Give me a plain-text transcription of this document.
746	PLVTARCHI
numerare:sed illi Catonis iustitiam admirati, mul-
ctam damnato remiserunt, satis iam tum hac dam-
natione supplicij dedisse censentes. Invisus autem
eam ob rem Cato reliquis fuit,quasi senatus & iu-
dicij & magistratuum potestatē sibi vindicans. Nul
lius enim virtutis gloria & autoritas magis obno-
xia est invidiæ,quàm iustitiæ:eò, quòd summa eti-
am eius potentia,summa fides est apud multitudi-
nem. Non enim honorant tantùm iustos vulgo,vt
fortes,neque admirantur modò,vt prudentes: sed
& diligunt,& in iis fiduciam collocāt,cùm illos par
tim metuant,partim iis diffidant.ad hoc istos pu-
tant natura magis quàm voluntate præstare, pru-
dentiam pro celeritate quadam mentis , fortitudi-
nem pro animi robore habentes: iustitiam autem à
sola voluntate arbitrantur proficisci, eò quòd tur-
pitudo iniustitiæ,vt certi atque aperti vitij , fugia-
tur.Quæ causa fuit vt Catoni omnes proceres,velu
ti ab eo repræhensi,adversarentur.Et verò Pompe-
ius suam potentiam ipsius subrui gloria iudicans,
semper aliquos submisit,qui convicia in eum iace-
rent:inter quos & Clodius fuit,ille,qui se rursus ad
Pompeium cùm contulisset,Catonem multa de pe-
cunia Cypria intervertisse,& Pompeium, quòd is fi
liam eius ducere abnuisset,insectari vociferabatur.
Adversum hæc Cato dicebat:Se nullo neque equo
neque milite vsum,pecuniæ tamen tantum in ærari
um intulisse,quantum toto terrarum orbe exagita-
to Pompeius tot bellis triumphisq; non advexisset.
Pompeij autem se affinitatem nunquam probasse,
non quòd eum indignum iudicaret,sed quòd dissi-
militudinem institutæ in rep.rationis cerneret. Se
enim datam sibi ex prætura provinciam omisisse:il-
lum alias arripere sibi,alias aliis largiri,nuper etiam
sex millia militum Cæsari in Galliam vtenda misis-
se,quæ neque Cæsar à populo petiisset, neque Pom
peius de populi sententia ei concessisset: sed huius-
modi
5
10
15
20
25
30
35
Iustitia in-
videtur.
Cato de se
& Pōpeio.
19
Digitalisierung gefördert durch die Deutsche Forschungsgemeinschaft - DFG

____

The listing above must be transcribed exactly, line by line.

OUTPUT OF THE EXERCISE
Give me a plain-text transcription of this document.
746	PLVTARCHI
numerare:sed illi Catonis iustitiam admirati, mul-
ctam damnato remiserunt, satis iam tum hac dam-
natione supplicij dedisse censentes. Invisus autem
eam ob rem Cato reliquis fuit,quasi senatus & iu-
dicij & magistratuum potestatē sibi vindicans. Nul
lius enim virtutis gloria & autoritas magis obno-
xia est invidiæ,quàm iustitiæ:eò, quòd summa eti-
am eius potentia,summa fides est apud multitudi-
nem. Non enim honorant tantùm iustos vulgo,vt
fortes,neque admirantur modò,vt prudentes: sed
& diligunt,& in iis fiduciam collocāt,cùm illos par
tim metuant,partim iis diffidant.ad hoc istos pu-
tant natura magis quàm voluntate præstare, pru-
dentiam pro celeritate quadam mentis , fortitudi-
nem pro animi robore habentes: iustitiam autem à
sola voluntate arbitrantur proficisci, eò quòd tur-
pitudo iniustitiæ,vt certi atque aperti vitij , fugia-
tur.Quæ causa fuit vt Catoni omnes proceres,velu
ti ab eo repræhensi,adversarentur.Et verò Pompe-
ius suam potentiam ipsius subrui gloria iudicans,
semper aliquos submisit,qui convicia in eum iace-
rent:inter quos & Clodius fuit,ille,qui se rursus ad
Pompeium cùm contulisset,Catonem multa de pe-
cunia Cypria intervertisse,& Pompeium, quòd is fi
liam eius ducere abnuisset,insectari vociferabatur.
Adversum hæc Cato dicebat:Se nullo neque equo
neque milite vsum,pecuniæ tamen tantum in ærari
um intulisse,quantum toto terrarum orbe exagita-
to Pompeius tot bellis triumphisq; non advexisset.
Pompeij autem se affinitatem nunquam probasse,
non quòd eum indignum iudicaret,sed quòd dissi-
militudinem institutæ in rep.rationis cerneret. Se
enim datam sibi ex prætura provinciam omisisse:il-
lum alias arripere sibi,alias aliis largiri,nuper etiam
sex millia militum Cæsari in Galliam vtenda misis-
se,quæ neque Cæsar à populo petiisset, neque Pom
peius de populi sententia ei concessisset: sed huius-
modi
5
10
15
20
25
30
35
Iustitia in-
videtur.
Cato de se
& Pōpeio.
19
Digitalisierung gefördert durch die Deutsche Forschungsgemeinschaft - DFG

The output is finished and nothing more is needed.